## TASK TO CARRY OUT:
Give a count of the lines below that have the string "point" in them, with no other words.

## RECORDS SUPPLIED:
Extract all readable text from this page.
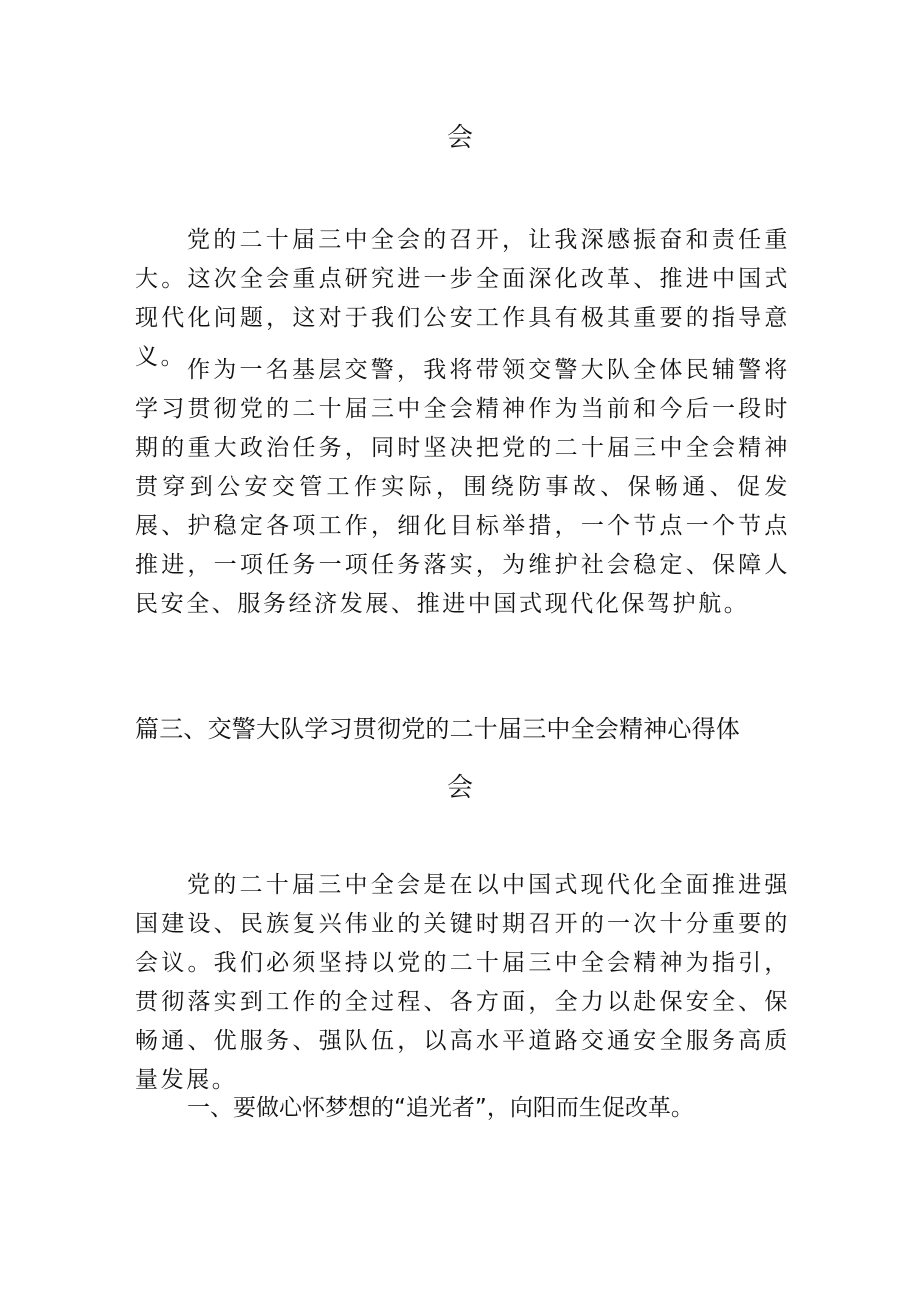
会

党的二十届三中全会的召开，让我深感振奋和责任重大。这次全会重点研究进一步全面深化改革、推进中国式现代化问题，这对于我们公安工作具有极其重要的指导意义。 作为一名基层交警，我将带领交警大队全体民辅警将学习贯彻党的二十届三中全会精神作为当前和今后一段时期的重大政治任务，同时坚决把党的二十届三中全会精神贯穿到公安交管工作实际，围绕防事故、保畅通、促发展、护稳定各项工作，细化目标举措，一个节点一个节点推进，一项任务一项任务落实，为维护社会稳定、保障人民安全、服务经济发展、推进中国式现代化保驾护航。

篇三、交警大队学习贯彻党的二十届三中全会精神心得体
会

党的二十届三中全会是在以中国式现代化全面推进强国建设、民族复兴伟业的关键时期召开的一次十分重要的会议。我们必须坚持以党的二十届三中全会精神为指引，贯彻落实到工作的全过程、各方面，全力以赴保安全、保畅通、优服务、强队伍，以高水平道路交通安全服务高质量发展。

一、要做心怀梦想的“追光者”，向阳而生促改革。
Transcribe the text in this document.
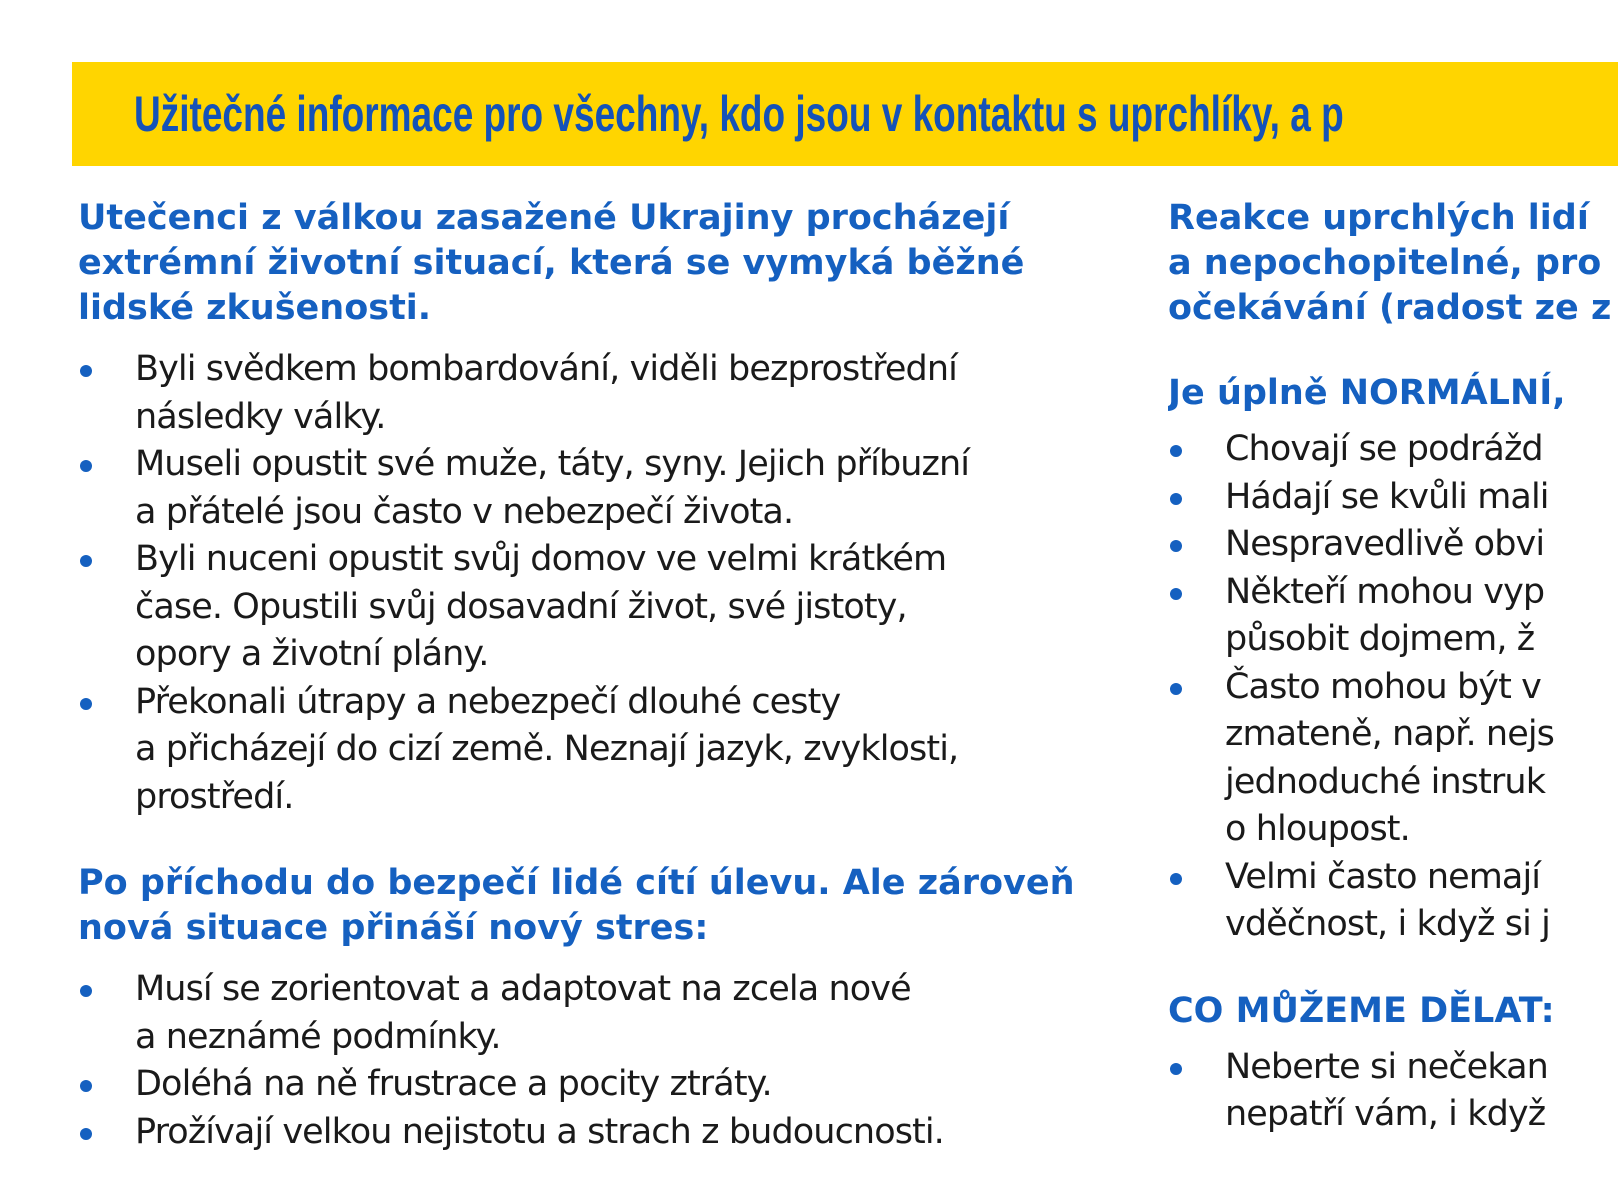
Užitečné informace pro všechny, kdo jsou v kontaktu s uprchlíky, a p
Utečenci z válkou zasažené Ukrajiny procházejí
extrémní životní situací, která se vymyká běžné
lidské zkušenosti.
Byli svědkem bombardování, viděli bezprostřední
následky války.
Museli opustit své muže, táty, syny. Jejich příbuzní
a přátelé jsou často v nebezpečí života.
Byli nuceni opustit svůj domov ve velmi krátkém
čase. Opustili svůj dosavadní život, své jistoty,
opory a životní plány.
Překonali útrapy a nebezpečí dlouhé cesty
a přicházejí do cizí země. Neznají jazyk, zvyklosti,
prostředí.
Po příchodu do bezpečí lidé cítí úlevu. Ale zároveň
nová situace přináší nový stres:
Musí se zorientovat a adaptovat na zcela nové
a neznámé podmínky.
Doléhá na ně frustrace a pocity ztráty.
Prožívají velkou nejistotu a strach z budoucnosti.
Reakce uprchlých lidí
a nepochopitelné, pro
očekávání (radost ze z
Je úplně NORMÁLNÍ,
Chovají se podrážd
Hádají se kvůli mali
Nespravedlivě obvi
Někteří mohou vyp
působit dojmem, ž
Často mohou být v
zmateně, např. nejs
jednoduché instruk
o hloupost.
Velmi často nemají
vděčnost, i když si j
CO MŮŽEME DĚLAT:
Neberte si nečekan
nepatří vám, i když
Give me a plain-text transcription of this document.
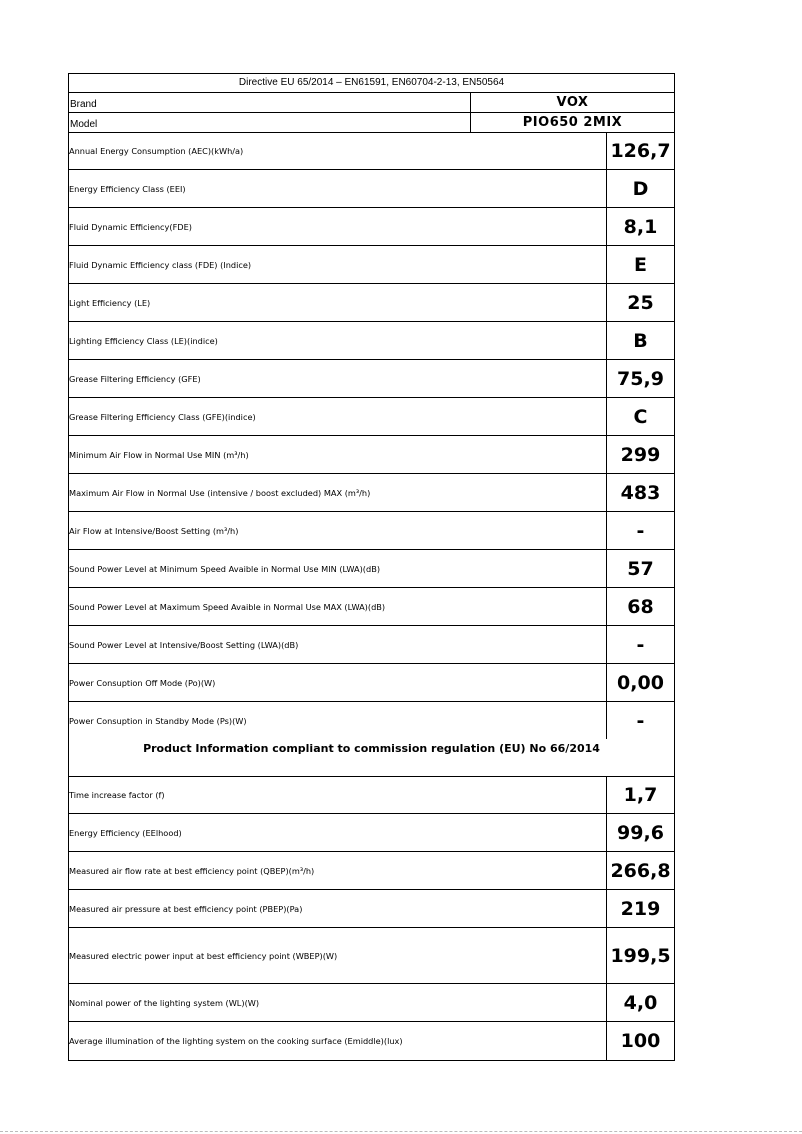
Directive EU 65/2014 – EN61591, EN60704-2-13, EN50564
Brand	VOX
Model	PIO650 2MIX
Annual Energy Consumption (AEC)(kWh/a)	126,7
Energy Efficiency Class (EEI)	D
Fluid Dynamic Efficiency(FDE)	8,1
Fluid Dynamic Efficiency class (FDE) (Indice)	E
Light Efficiency (LE)	25
Lighting Efficiency Class (LE)(indice)	B
Grease Filtering Efficiency (GFE)	75,9
Grease Filtering Efficiency Class (GFE)(indice)	C
Minimum Air Flow in Normal Use MIN (m³/h)	299
Maximum Air Flow in Normal Use (intensive / boost excluded) MAX (m³/h)	483
Air Flow at Intensive/Boost Setting (m³/h)	-
Sound Power Level at Minimum Speed Avaible in Normal Use MIN (LWA)(dB)	57
Sound Power Level at Maximum Speed Avaible in Normal Use MAX (LWA)(dB)	68
Sound Power Level at Intensive/Boost Setting (LWA)(dB)	-
Power Consuption Off Mode (Po)(W)	0,00
Power Consuption in Standby Mode (Ps)(W)	-
Product Information compliant to commission regulation (EU) No 66/2014
Time increase factor (f)	1,7
Energy Efficiency (EElhood)	99,6
Measured air flow rate at best efficiency point (QBEP)(m³/h)	266,8
Measured air pressure at best efficiency point (PBEP)(Pa)	219
Measured electric power input at best efficiency point (WBEP)(W)	199,5
Nominal power of the lighting system (WL)(W)	4,0
Average illumination of the lighting system on the cooking surface (Emiddle)(lux)	100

## EXERCISE ANSWER:
3